| EXERCISE BRIEF |
Where the word "płynów" occurs in a line, return that line.

....

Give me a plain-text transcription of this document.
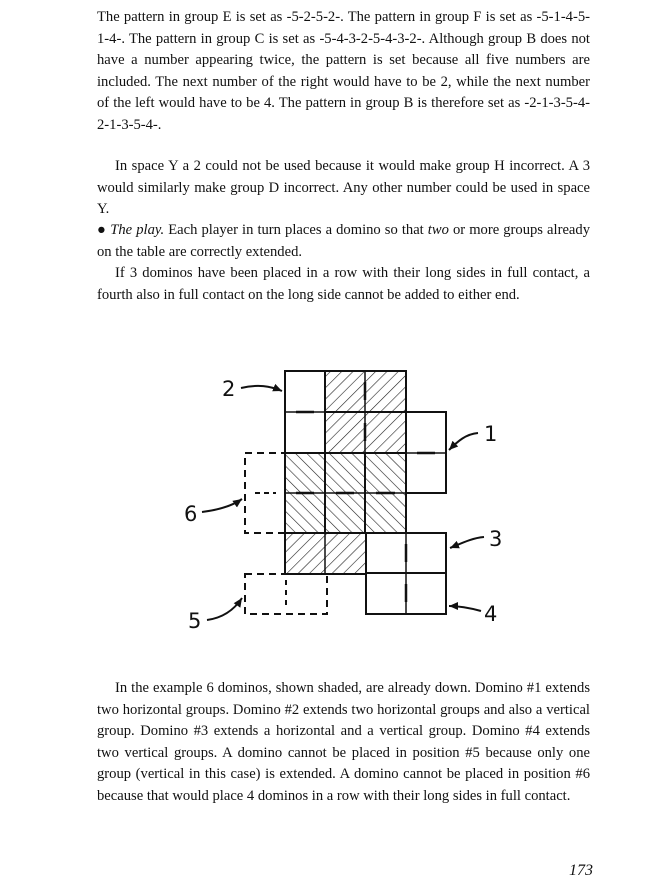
The pattern in group E is set as -5-2-5-2-. The pattern in group F is set as -5-1-4-5-1-4-. The pattern in group C is set as -5-4-3-2-5-4-3-2-. Although group B does not have a number appearing twice, the pattern is set because all five numbers are included. The next number of the right would have to be 2, while the next number of the left would have to be 4. The pattern in group B is therefore set as -2-1-3-5-4-2-1-3-5-4-.

In space Y a 2 could not be used because it would make group H incorrect. A 3 would similarly make group D incorrect. Any other number could be used in space Y.

● The play. Each player in turn places a domino so that two or more groups already on the table are correctly extended.

If 3 dominos have been placed in a row with their long sides in full contact, a fourth also in full contact on the long side cannot be added to either end.

2
1
6
3
5	4

In the example 6 dominos, shown shaded, are already down. Domino #1 extends two horizontal groups. Domino #2 extends two horizontal groups and also a vertical group. Domino #3 extends a horizontal and a vertical group. Domino #4 extends two vertical groups. A domino cannot be placed in position #5 because only one group (vertical in this case) is extended. A domino cannot be placed in position #6 because that would place 4 dominos in a row with their long sides in full contact.

173
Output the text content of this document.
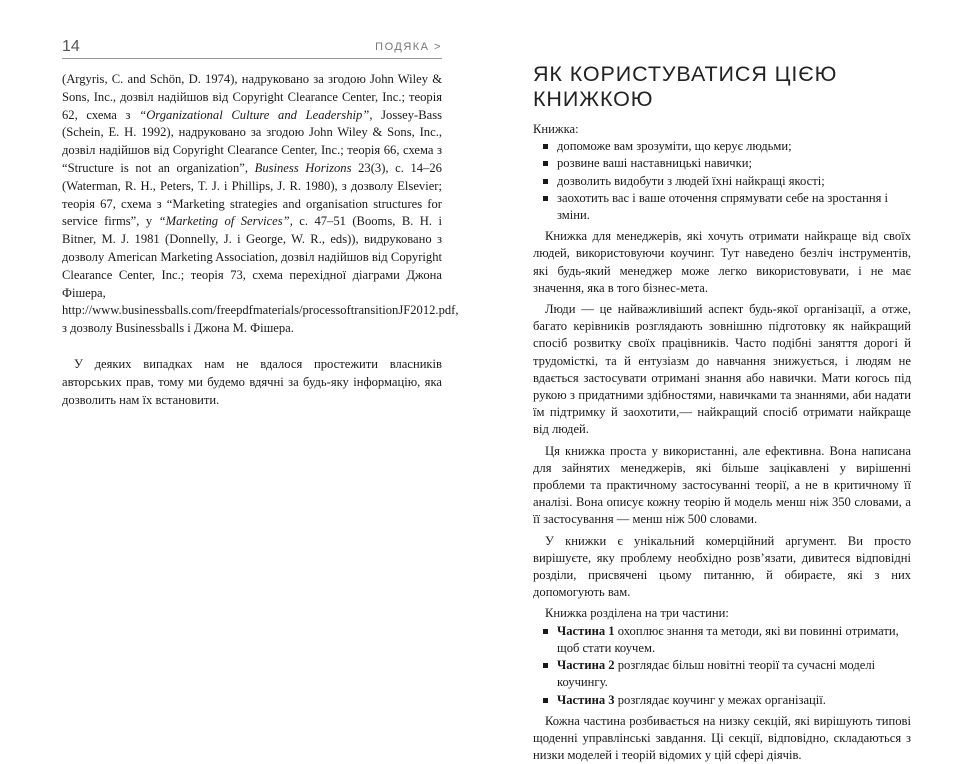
14	ПОДЯКА >

(Argyris, C. and Schön, D. 1974), надруковано за згодою John Wiley & Sons, Inc., дозвіл надійшов від Copyright Clearance Center, Inc.; теорія 62, схема з “Organizational Culture and Leadership”, Jossey-Bass (Schein, E. H. 1992), надруковано за згодою John Wiley & Sons, Inc., дозвіл надійшов від Copyright Clearance Center, Inc.; теорія 66, схема з “Structure is not an organization”, Business Horizons 23(3), с. 14–26 (Waterman, R. H., Peters, T. J. і Phillips, J. R. 1980), з дозволу Elsevier; теорія 67, схема з “Marketing strategies and organisation structures for service firms”, у “Marketing of Services”, с. 47–51 (Booms, B. H. і Bitner, M. J. 1981 (Donnelly, J. і George, W. R., eds)), видруковано з дозволу American Marketing Association, дозвіл надійшов від Copyright Clearance Center, Inc.; теорія 73, схема перехідної діаграми Джона Фішера, http://www.businessballs.com/freepdfmaterials/processoftransitionJF2012.pdf, з дозволу Businessballs і Джона М. Фішера.

У деяких випадках нам не вдалося простежити власників авторських прав, тому ми будемо вдячні за будь-яку інформацію, яка дозволить нам їх встановити.

ЯК КОРИСТУВАТИСЯ ЦІЄЮ КНИЖКОЮ

Книжка:

допоможе вам зрозуміти, що керує людьми;
розвине ваші наставницькі навички;
дозволить видобути з людей їхні найкращі якості;
заохотить вас і ваше оточення спрямувати себе на зростання і зміни.

Книжка для менеджерів, які хочуть отримати найкраще від своїх людей, використовуючи коучинг. Тут наведено безліч інструментів, які будь-який менеджер може легко використовувати, і не має значення, яка в того бізнес-мета.

Люди — це найважливіший аспект будь-якої організації, а отже, багато керівників розглядають зовнішню підготовку як найкращий спосіб розвитку своїх працівників. Часто подібні заняття дорогі й трудомісткі, та й ентузіазм до навчання знижується, і людям не вдається застосувати отримані знання або навички. Мати когось під рукою з придатними здібностями, навичками та знаннями, аби надати їм підтримку й заохотити,— найкращий спосіб отримати найкраще від людей.

Ця книжка проста у використанні, але ефективна. Вона написана для зайнятих менеджерів, які більше зацікавлені у вирішенні проблеми та практичному застосуванні теорії, а не в критичному її аналізі. Вона описує кожну теорію й модель менш ніж 350 словами, а її застосування — менш ніж 500 словами.

У книжки є унікальний комерційний аргумент. Ви просто вирішуєте, яку проблему необхідно розв’язати, дивитеся відповідні розділи, присвячені цьому питанню, й обираєте, які з них допомогують вам.

Книжка розділена на три частини:

Частина 1 охоплює знання та методи, які ви повинні отримати, щоб стати коучем.
Частина 2 розглядає більш новітні теорії та сучасні моделі коучингу.
Частина 3 розглядає коучинг у межах організації.

Кожна частина розбивається на низку секцій, які вирішують типові щоденні управлінські завдання. Ці секції, відповідно, складаються з низки моделей і теорій відомих у цій сфері діячів.
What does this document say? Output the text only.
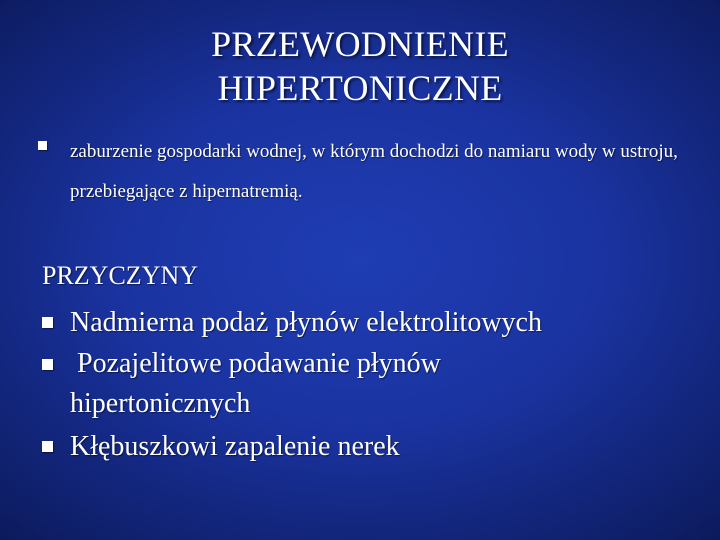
PRZEWODNIENIE
HIPERTONICZNE
zaburzenie gospodarki wodnej, w którym dochodzi do namiaru wody w ustroju, przebiegające z hipernatremią.
PRZYCZYNY
Nadmierna podaż płynów elektrolitowych
Pozajelitowe podawanie płynów hipertonicznych
Kłębuszkowi zapalenie nerek
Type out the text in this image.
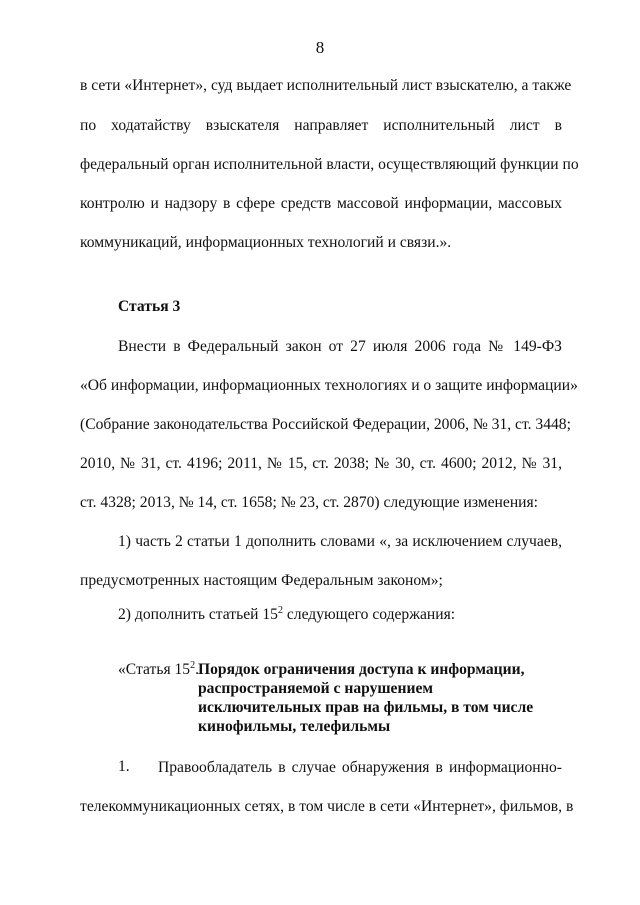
8
в сети «Интернет», суд выдает исполнительный лист взыскателю, а также
по ходатайству взыскателя направляет исполнительный лист в
федеральный орган исполнительной власти, осуществляющий функции по
контролю и надзору в сфере средств массовой информации, массовых
коммуникаций, информационных технологий и связи.».
Статья 3
Внести в Федеральный закон от 27 июля 2006 года № 149-ФЗ
«Об информации, информационных технологиях и о защите информации»
(Собрание законодательства Российской Федерации, 2006, № 31, ст. 3448;
2010, № 31, ст. 4196; 2011, № 15, ст. 2038; № 30, ст. 4600; 2012, № 31,
ст. 4328; 2013, № 14, ст. 1658; № 23, ст. 2870) следующие изменения:
1) часть 2 статьи 1 дополнить словами «, за исключением случаев,
предусмотренных настоящим Федеральным законом»;
2) дополнить статьей $15^2$ следующего содержания:
«Статья $15^2$.
Порядок ограничения доступа к информации,
распространяемой с нарушением
исключительных прав на фильмы, в том числе
кинофильмы, телефильмы
1. Правообладатель в случае обнаружения в информационно-
телекоммуникационных сетях, в том числе в сети «Интернет», фильмов, в
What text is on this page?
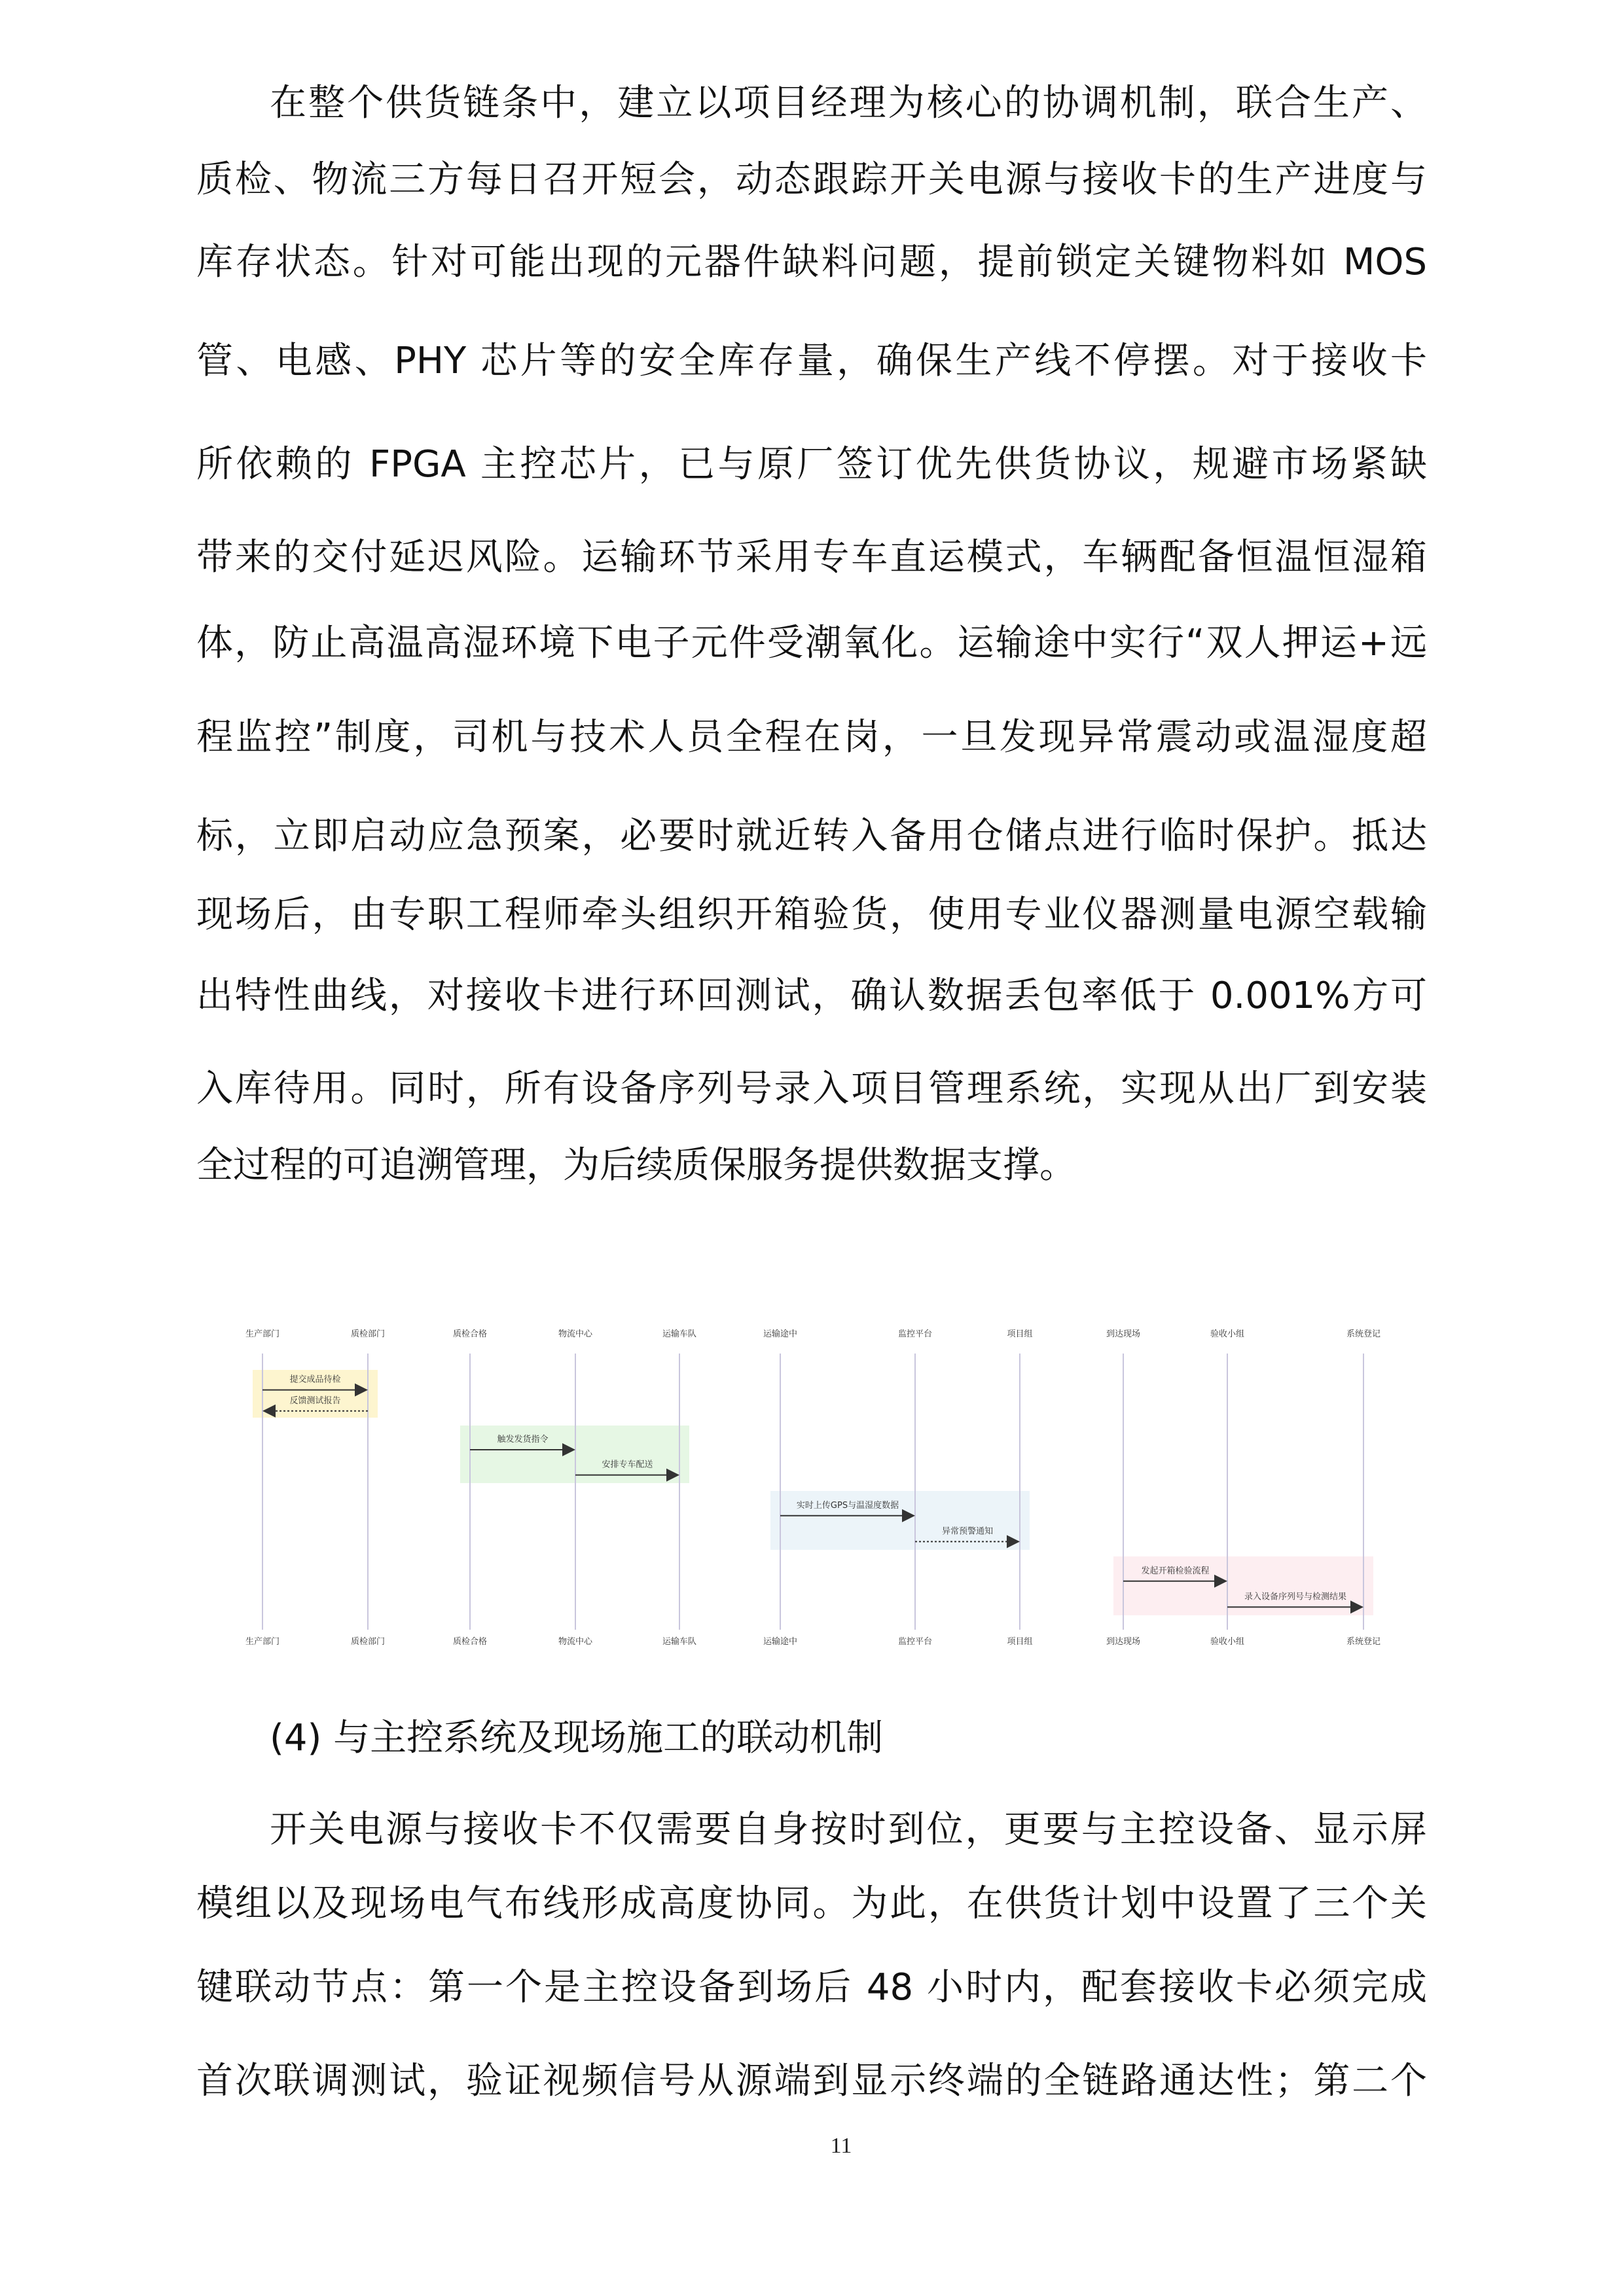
在整个供货链条中，建立以项目经理为核心的协调机制，联合生产、
质检、物流三方每日召开短会，动态跟踪开关电源与接收卡的生产进度与
库存状态。针对可能出现的元器件缺料问题，提前锁定关键物料如 MOS
管、电感、PHY 芯片等的安全库存量，确保生产线不停摆。对于接收卡
所依赖的 FPGA 主控芯片，已与原厂签订优先供货协议，规避市场紧缺
带来的交付延迟风险。运输环节采用专车直运模式，车辆配备恒温恒湿箱
体，防止高温高湿环境下电子元件受潮氧化。运输途中实行“双人押运+远
程监控”制度，司机与技术人员全程在岗，一旦发现异常震动或温湿度超
标，立即启动应急预案，必要时就近转入备用仓储点进行临时保护。抵达
现场后，由专职工程师牵头组织开箱验货，使用专业仪器测量电源空载输
出特性曲线，对接收卡进行环回测试，确认数据丢包率低于 0.001%方可
入库待用。同时，所有设备序列号录入项目管理系统，实现从出厂到安装
全过程的可追溯管理，为后续质保服务提供数据支撑。
生产部门
生产部门
质检部门
质检部门
提交成品待检
反馈测试报告
质检合格
质检合格
物流中心
物流中心
运输车队
运输车队
触发发货指令
安排专车配送
运输途中
运输途中
监控平台
监控平台
项目组
项目组
实时上传GPS与温湿度数据
异常预警通知
到达现场
到达现场
验收小组
验收小组
系统登记
系统登记
发起开箱检验流程
录入设备序列号与检测结果
(4) 与主控系统及现场施工的联动机制
开关电源与接收卡不仅需要自身按时到位，更要与主控设备、显示屏
模组以及现场电气布线形成高度协同。为此，在供货计划中设置了三个关
键联动节点：第一个是主控设备到场后 48 小时内，配套接收卡必须完成
首次联调测试，验证视频信号从源端到显示终端的全链路通达性；第二个
11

....

| EXERCISE ANSWER |
Nadmierna podaż płynów elektrolitowych
Pozajelitowe podawanie płynów hipertonicznych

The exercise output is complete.